= What the task requires =
Print, exactly and completely, every entry in the data.

++++ Input ++++

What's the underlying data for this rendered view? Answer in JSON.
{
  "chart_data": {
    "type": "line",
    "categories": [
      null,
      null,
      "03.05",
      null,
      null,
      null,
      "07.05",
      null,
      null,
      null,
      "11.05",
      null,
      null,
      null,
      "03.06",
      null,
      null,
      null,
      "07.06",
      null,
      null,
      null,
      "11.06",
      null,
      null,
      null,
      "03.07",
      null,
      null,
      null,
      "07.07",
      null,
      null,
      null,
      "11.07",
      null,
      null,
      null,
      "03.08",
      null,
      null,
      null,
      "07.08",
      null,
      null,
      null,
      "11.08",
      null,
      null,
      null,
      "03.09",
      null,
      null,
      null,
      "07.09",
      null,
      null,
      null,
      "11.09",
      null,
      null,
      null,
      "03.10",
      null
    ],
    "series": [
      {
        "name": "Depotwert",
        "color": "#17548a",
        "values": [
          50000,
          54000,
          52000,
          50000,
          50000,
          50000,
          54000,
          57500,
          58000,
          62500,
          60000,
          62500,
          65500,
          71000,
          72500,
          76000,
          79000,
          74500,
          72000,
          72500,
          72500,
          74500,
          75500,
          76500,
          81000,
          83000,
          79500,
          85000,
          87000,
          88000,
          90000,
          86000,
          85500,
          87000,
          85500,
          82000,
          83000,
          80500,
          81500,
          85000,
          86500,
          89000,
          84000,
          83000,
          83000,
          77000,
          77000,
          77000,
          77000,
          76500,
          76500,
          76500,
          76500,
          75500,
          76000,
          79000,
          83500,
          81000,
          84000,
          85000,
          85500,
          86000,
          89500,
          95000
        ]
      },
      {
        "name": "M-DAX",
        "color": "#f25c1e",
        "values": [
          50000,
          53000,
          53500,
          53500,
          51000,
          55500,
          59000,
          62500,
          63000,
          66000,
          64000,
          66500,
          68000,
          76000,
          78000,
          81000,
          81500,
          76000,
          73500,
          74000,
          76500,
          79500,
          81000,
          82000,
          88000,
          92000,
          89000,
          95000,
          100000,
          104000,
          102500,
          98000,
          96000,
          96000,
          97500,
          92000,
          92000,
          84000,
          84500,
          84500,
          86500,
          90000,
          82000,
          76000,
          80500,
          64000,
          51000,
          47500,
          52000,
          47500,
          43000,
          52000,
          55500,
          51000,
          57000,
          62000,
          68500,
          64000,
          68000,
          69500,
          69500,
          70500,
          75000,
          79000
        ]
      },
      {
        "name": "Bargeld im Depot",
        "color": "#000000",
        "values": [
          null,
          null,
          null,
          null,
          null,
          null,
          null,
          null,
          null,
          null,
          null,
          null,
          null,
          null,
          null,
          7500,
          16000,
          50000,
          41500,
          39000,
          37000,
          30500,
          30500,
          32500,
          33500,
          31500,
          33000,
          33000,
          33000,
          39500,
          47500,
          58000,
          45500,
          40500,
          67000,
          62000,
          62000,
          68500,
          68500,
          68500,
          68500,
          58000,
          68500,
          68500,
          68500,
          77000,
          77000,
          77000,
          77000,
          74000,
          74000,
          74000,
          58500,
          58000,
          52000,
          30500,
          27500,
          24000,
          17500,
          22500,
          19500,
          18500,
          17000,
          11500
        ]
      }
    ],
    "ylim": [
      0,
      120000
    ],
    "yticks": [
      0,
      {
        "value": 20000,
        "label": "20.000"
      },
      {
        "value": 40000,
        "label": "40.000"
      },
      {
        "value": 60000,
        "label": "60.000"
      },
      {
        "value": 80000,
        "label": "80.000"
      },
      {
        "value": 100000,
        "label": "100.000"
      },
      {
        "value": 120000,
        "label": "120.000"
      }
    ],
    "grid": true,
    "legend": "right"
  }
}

++++

= Full answer =
What's the underlying data for this rendered view? Answer in JSON.
{
  "chart_data": {
    "type": "line",
    "categories": [
      null,
      null,
      "03.05",
      null,
      null,
      null,
      "07.05",
      null,
      null,
      null,
      "11.05",
      null,
      null,
      null,
      "03.06",
      null,
      null,
      null,
      "07.06",
      null,
      null,
      null,
      "11.06",
      null,
      null,
      null,
      "03.07",
      null,
      null,
      null,
      "07.07",
      null,
      null,
      null,
      "11.07",
      null,
      null,
      null,
      "03.08",
      null,
      null,
      null,
      "07.08",
      null,
      null,
      null,
      "11.08",
      null,
      null,
      null,
      "03.09",
      null,
      null,
      null,
      "07.09",
      null,
      null,
      null,
      "11.09",
      null,
      null,
      null,
      "03.10",
      null
    ],
    "series": [
      {
        "name": "Depotwert",
        "color": "#17548a",
        "values": [
          50000,
          54000,
          52000,
          50000,
          50000,
          50000,
          54000,
          57500,
          58000,
          62500,
          60000,
          62500,
          65500,
          71000,
          72500,
          76000,
          79000,
          74500,
          72000,
          72500,
          72500,
          74500,
          75500,
          76500,
          81000,
          83000,
          79500,
          85000,
          87000,
          88000,
          90000,
          86000,
          85500,
          87000,
          85500,
          82000,
          83000,
          80500,
          81500,
          85000,
          86500,
          89000,
          84000,
          83000,
          83000,
          77000,
          77000,
          77000,
          77000,
          76500,
          76500,
          76500,
          76500,
          75500,
          76000,
          79000,
          83500,
          81000,
          84000,
          85000,
          85500,
          86000,
          89500,
          95000
        ]
      },
      {
        "name": "M-DAX",
        "color": "#f25c1e",
        "values": [
          50000,
          53000,
          53500,
          53500,
          51000,
          55500,
          59000,
          62500,
          63000,
          66000,
          64000,
          66500,
          68000,
          76000,
          78000,
          81000,
          81500,
          76000,
          73500,
          74000,
          76500,
          79500,
          81000,
          82000,
          88000,
          92000,
          89000,
          95000,
          100000,
          104000,
          102500,
          98000,
          96000,
          96000,
          97500,
          92000,
          92000,
          84000,
          84500,
          84500,
          86500,
          90000,
          82000,
          76000,
          80500,
          64000,
          51000,
          47500,
          52000,
          47500,
          43000,
          52000,
          55500,
          51000,
          57000,
          62000,
          68500,
          64000,
          68000,
          69500,
          69500,
          70500,
          75000,
          79000
        ]
      },
      {
        "name": "Bargeld im Depot",
        "color": "#000000",
        "values": [
          null,
          null,
          null,
          null,
          null,
          null,
          null,
          null,
          null,
          null,
          null,
          null,
          null,
          null,
          null,
          7500,
          16000,
          50000,
          41500,
          39000,
          37000,
          30500,
          30500,
          32500,
          33500,
          31500,
          33000,
          33000,
          33000,
          39500,
          47500,
          58000,
          45500,
          40500,
          67000,
          62000,
          62000,
          68500,
          68500,
          68500,
          68500,
          58000,
          68500,
          68500,
          68500,
          77000,
          77000,
          77000,
          77000,
          74000,
          74000,
          74000,
          58500,
          58000,
          52000,
          30500,
          27500,
          24000,
          17500,
          22500,
          19500,
          18500,
          17000,
          11500
        ]
      }
    ],
    "ylim": [
      0,
      120000
    ],
    "yticks": [
      0,
      {
        "value": 20000,
        "label": "20.000"
      },
      {
        "value": 40000,
        "label": "40.000"
      },
      {
        "value": 60000,
        "label": "60.000"
      },
      {
        "value": 80000,
        "label": "80.000"
      },
      {
        "value": 100000,
        "label": "100.000"
      },
      {
        "value": 120000,
        "label": "120.000"
      }
    ],
    "grid": true,
    "legend": "right"
  }
}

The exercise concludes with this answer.